▸ TEXTO CITADO:
Quando somos diariamente submetidos às guerras, ameaças, chacinas, assassinatos inexplicáveis, concluímos que estamos sob o domínio do mal. 

Uma pergunta retórica: o que você escolheria para zoar maldosamente com os amigos? Aquele cara rezando para psneu queimado numa rodovia de Santa Catarina ou a blogueira Esquerdogata humilhando policiais em Ribeirão Preto dentro de um camburão?

Como escreveu o filósofo Byung-Chul Han, "na sociedade da informação não temos tempo para ação racional". Imaginem acontecimentos dramáticos nas mãos de produtores de conteúdos preocupados com o número de curtidas e acessos monetizados quando o sangue jorra em grande escala.

Antes, nós da imprensa, tínhamos sempre 48 horas para ler, refletir e analisar qualquer notícia. Agora, 30 segundos é muito tempo. Isso explica o monte de bobagens e erros que lemos nas mídias, muitas vezes com a perda irreparável de sólidas reputações construídas em longos anos em que o mundo era puro e besta.

Tudo se torna uma questão de urgência e cada grupo polarizado dentro da sociedade deseja impor sua narrativa, criando culpados imaginários, tentando convencer a opinião pública e, se possível, no futuro, transformar isso em votos. Enfim, viramos mercadores canalhas tentando colher migalhas no chão de estrelas.

▸ CONJUNTO DE TAREFAS:
a) Enumere as formas de violência a que, segundo a primeira frase do texto citado, somos submetidos diariamente.
b) Verta para o inglês esta frase do texto citado: "Antes, nós da imprensa, tínhamos sempre 48 horas para ler, refletir e analisar qualquer notícia."
c) Por favor, prossiga com o texto sobre a pressa da imprensa na sociedade da informação a partir da última frase apresentada.
A listagem é um material independente do texto citado.

▸ SEÇÃO DE DADOS:
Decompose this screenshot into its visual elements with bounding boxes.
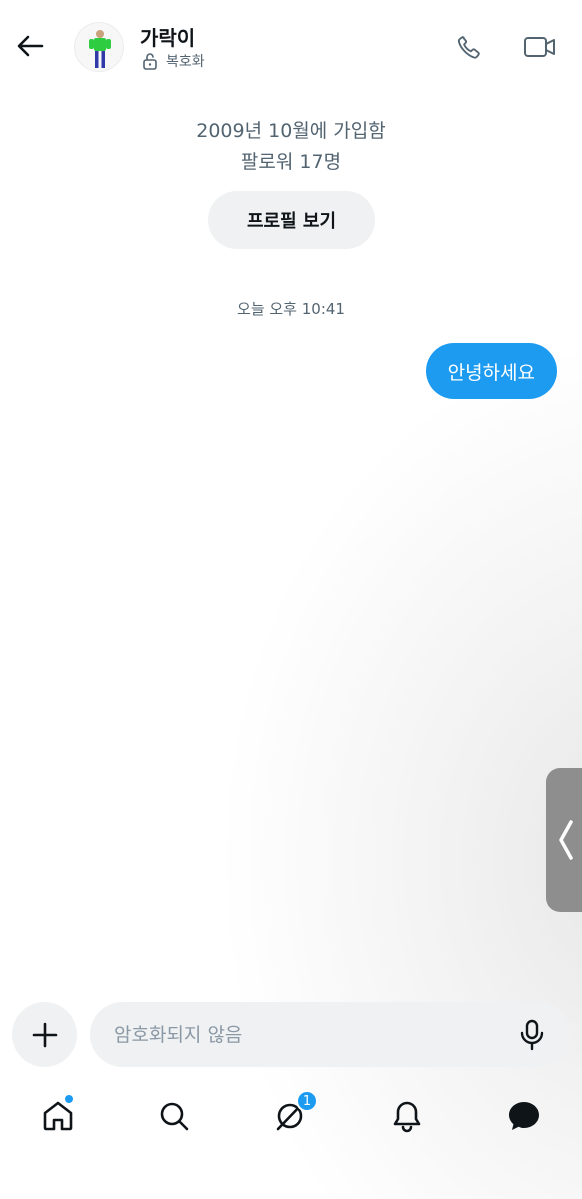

▸ RESPOSTAS DOS EXERCÍCIOS:
a) Guerras, ameaças, chacinas e assassinatos inexplicáveis.

b) Before, we in the press always had 48 hours to read, reflect on, and analyze any piece of news.

c)
Não vou aqui exemplificar com a faixa de Gaza ou a guerra de guerrilha no Morro do Alemão. No contexto geral, estes acontecimentos são pontos inflexivos que desenham um grande cenário da cultura contemporânea.

Na filosofia, sociologia, psicologia, nas artes, enfim, em todos os ramos do conhecimento humano estamos tentando há muito tempo compreender as origens da maldade, ou seja, essa necessidade de infligir dano ou dor ao outro, sem empatia, compaixão, muitas vezes por desejo de vingança - sobretudo quando se tem a percepção clara de que a lei e os homens que fazem sua gestão não conseguem dar uma resposta adequada que apascente o espírito indômito de tarados enrustidos..

Geralmente o mal é divisivo. Mesmo aqueles que propugnam pelo bem ficam atordoados diante de fatos de alta malignidade. 

Lembro-me do Papa Bento XVI quando visitou o local onde funcionou o campo de concentração de Auschwitz (onde milhões de judeus foram assassinados da maneira mais bestial conhecida), na qual destacou-se a famosa pergunta: "onde estava Deus?", suscitando especulações de que Ratzinger  desbordava então para o ateísmo.

Agora, quando vejo corpos enfileirados numa rua fedorenta na favela do Rio de Janeiro e vejo milhares de internautas comemorando a matança de bandidos, embora lamentando a morte de moradores e policiais (até porque neste momento de escolhas tudo vira política), não pergunto por deus, mas questiono se não havia alternativa menos drástica para lidar com o problema do crime organizado.

Pelo que tenho lido a resposta é não.

A sociedade brasileira majoritariamente tem uma visão punitivista para crimes perpetrados por grupos criminosos. Estes representam o mal em si. Eles só trazem desgraça e exploração de miseráveis para o gozo pessoal turbinado por uma ganância sem limites.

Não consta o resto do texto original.